| Task description |
Transcribe everything in the data from its first line down to the line containing "nav-item-network[interactable]: Network: [547, 256, 602, 271]", including both of those lines, exactly as they appear.

Raw records
━━━━━━━━

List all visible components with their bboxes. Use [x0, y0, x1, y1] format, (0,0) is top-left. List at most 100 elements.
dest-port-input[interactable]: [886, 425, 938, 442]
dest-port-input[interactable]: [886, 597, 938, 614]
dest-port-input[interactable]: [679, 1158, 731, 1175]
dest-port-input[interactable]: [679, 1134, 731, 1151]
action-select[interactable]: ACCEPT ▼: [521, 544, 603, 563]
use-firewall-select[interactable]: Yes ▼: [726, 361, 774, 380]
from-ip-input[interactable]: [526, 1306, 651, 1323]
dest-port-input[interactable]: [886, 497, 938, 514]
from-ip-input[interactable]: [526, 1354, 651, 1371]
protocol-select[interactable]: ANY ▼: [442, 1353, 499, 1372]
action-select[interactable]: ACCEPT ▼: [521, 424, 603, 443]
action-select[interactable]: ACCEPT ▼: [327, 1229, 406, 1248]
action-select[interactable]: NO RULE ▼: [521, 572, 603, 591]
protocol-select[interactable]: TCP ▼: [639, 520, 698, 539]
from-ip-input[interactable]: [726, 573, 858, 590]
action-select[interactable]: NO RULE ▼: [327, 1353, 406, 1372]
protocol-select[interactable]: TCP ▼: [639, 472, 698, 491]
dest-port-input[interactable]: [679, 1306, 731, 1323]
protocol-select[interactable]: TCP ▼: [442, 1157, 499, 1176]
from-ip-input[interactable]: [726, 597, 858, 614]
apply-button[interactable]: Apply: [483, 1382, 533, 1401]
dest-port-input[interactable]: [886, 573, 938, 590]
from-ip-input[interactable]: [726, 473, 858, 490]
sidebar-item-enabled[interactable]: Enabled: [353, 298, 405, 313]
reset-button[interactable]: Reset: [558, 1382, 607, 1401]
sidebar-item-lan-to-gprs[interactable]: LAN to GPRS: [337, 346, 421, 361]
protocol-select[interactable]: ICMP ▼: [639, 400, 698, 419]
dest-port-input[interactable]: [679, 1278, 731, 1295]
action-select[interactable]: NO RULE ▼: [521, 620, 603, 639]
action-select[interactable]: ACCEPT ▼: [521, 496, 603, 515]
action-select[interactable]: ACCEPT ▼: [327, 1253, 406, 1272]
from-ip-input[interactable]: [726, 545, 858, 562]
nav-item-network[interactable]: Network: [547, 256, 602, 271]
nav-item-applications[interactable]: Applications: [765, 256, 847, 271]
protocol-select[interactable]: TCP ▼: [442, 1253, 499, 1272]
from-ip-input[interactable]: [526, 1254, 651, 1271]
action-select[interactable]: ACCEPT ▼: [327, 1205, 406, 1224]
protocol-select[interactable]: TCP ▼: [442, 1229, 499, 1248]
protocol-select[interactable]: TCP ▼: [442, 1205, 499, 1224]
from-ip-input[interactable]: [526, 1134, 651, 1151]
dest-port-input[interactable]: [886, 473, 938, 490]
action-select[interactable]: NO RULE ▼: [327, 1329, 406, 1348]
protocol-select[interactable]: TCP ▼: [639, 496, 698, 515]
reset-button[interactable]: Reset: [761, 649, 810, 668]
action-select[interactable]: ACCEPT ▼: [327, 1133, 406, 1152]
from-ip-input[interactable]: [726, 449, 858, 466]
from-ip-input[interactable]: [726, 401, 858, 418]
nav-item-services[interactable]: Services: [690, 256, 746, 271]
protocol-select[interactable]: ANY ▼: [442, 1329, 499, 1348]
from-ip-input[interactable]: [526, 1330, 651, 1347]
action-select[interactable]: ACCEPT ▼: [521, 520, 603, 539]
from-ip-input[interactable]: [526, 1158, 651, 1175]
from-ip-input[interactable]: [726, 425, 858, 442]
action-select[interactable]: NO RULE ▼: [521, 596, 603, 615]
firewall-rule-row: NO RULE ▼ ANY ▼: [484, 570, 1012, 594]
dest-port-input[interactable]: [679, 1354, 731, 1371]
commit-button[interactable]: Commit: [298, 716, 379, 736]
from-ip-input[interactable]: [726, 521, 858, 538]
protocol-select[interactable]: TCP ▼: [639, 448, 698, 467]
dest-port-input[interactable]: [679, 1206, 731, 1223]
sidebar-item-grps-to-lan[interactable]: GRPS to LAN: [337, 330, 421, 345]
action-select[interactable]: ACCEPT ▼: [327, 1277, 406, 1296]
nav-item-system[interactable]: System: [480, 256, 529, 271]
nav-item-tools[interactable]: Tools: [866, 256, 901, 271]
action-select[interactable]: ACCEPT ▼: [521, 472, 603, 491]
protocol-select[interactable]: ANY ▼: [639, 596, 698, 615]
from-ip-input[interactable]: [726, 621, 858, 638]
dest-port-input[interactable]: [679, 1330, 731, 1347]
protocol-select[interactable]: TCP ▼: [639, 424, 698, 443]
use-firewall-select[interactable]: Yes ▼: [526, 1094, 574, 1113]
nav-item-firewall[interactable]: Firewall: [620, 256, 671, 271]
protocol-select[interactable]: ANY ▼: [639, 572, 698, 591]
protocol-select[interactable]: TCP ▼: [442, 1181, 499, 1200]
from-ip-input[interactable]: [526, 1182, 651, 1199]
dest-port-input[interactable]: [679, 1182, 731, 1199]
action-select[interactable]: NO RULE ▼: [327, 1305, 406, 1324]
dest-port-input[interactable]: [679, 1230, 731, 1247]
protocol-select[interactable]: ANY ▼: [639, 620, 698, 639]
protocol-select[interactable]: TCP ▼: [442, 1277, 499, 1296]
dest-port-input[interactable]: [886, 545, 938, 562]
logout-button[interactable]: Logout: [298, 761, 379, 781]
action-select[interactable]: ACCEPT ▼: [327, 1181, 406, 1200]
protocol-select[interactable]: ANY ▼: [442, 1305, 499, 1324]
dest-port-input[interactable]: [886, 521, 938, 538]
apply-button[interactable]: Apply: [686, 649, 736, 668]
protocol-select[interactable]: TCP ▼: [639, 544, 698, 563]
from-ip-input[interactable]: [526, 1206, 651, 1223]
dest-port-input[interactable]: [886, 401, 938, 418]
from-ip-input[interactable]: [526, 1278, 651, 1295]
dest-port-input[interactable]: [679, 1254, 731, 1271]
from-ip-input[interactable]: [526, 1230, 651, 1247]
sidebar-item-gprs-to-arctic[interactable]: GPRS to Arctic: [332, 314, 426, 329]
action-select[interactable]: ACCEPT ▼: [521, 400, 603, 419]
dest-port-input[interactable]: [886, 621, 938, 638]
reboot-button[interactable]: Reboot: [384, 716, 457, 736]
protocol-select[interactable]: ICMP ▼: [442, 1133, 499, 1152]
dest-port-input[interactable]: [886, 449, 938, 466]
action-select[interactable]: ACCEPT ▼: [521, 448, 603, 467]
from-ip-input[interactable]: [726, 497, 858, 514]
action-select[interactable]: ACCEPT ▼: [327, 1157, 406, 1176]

━━━━━━━━

| Answer below |
List all visible components with their bboxes. Use [x0, y0, x1, y1] format, (0,0) is top-left. List at most 100 elements.
dest-port-input[interactable]: [886, 425, 938, 442]
dest-port-input[interactable]: [886, 597, 938, 614]
dest-port-input[interactable]: [679, 1158, 731, 1175]
dest-port-input[interactable]: [679, 1134, 731, 1151]
action-select[interactable]: ACCEPT ▼: [521, 544, 603, 563]
use-firewall-select[interactable]: Yes ▼: [726, 361, 774, 380]
from-ip-input[interactable]: [526, 1306, 651, 1323]
dest-port-input[interactable]: [886, 497, 938, 514]
from-ip-input[interactable]: [526, 1354, 651, 1371]
protocol-select[interactable]: ANY ▼: [442, 1353, 499, 1372]
action-select[interactable]: ACCEPT ▼: [521, 424, 603, 443]
action-select[interactable]: ACCEPT ▼: [327, 1229, 406, 1248]
action-select[interactable]: NO RULE ▼: [521, 572, 603, 591]
protocol-select[interactable]: TCP ▼: [639, 520, 698, 539]
from-ip-input[interactable]: [726, 573, 858, 590]
action-select[interactable]: NO RULE ▼: [327, 1353, 406, 1372]
protocol-select[interactable]: TCP ▼: [639, 472, 698, 491]
dest-port-input[interactable]: [679, 1306, 731, 1323]
protocol-select[interactable]: TCP ▼: [442, 1157, 499, 1176]
from-ip-input[interactable]: [726, 597, 858, 614]
apply-button[interactable]: Apply: [483, 1382, 533, 1401]
dest-port-input[interactable]: [886, 573, 938, 590]
from-ip-input[interactable]: [726, 473, 858, 490]
sidebar-item-enabled[interactable]: Enabled: [353, 298, 405, 313]
reset-button[interactable]: Reset: [558, 1382, 607, 1401]
sidebar-item-lan-to-gprs[interactable]: LAN to GPRS: [337, 346, 421, 361]
protocol-select[interactable]: ICMP ▼: [639, 400, 698, 419]
dest-port-input[interactable]: [679, 1278, 731, 1295]
action-select[interactable]: NO RULE ▼: [521, 620, 603, 639]
action-select[interactable]: ACCEPT ▼: [521, 496, 603, 515]
action-select[interactable]: ACCEPT ▼: [327, 1253, 406, 1272]
from-ip-input[interactable]: [726, 545, 858, 562]
nav-item-network[interactable]: Network: [547, 256, 602, 271]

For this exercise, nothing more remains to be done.